§ Description of the task
Show every line that has the string "firmó" in it.

(Extracted records)
________________________

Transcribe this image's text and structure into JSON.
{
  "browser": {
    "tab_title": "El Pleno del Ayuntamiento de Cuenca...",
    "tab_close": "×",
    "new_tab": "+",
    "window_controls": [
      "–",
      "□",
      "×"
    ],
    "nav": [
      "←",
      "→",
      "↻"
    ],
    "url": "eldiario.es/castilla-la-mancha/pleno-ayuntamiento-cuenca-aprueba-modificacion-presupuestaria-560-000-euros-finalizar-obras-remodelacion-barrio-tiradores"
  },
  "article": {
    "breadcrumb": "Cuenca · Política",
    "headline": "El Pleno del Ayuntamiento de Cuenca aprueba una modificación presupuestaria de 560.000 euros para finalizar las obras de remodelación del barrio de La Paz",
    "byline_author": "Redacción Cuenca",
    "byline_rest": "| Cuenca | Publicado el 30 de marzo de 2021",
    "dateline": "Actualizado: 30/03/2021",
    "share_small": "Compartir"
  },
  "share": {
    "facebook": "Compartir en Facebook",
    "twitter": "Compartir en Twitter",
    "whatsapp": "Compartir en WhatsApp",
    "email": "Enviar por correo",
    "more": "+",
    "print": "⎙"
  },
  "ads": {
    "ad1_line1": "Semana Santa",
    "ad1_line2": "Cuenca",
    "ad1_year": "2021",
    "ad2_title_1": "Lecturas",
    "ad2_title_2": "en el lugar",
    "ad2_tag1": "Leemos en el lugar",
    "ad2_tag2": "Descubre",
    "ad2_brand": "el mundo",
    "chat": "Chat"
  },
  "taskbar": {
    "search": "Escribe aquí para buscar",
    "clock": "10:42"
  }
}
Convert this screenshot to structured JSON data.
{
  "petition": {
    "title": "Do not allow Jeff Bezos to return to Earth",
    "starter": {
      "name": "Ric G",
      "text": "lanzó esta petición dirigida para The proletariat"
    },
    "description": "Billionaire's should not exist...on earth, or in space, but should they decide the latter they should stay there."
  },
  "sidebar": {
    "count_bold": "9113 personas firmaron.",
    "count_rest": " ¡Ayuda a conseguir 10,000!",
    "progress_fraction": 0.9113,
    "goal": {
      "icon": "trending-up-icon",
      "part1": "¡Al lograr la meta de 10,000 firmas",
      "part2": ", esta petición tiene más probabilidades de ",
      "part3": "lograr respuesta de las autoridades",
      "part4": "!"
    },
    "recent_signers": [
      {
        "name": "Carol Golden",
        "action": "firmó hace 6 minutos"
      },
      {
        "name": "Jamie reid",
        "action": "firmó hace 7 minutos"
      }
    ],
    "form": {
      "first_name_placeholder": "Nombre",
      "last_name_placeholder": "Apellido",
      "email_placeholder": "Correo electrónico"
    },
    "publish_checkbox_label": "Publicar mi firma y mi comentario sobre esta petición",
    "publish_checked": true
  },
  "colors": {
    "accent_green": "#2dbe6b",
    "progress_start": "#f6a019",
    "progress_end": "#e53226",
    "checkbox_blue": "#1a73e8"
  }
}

________________________

§ Written reply
        "action": "firmó hace 6 minutos"
        "action": "firmó hace 7 minutos"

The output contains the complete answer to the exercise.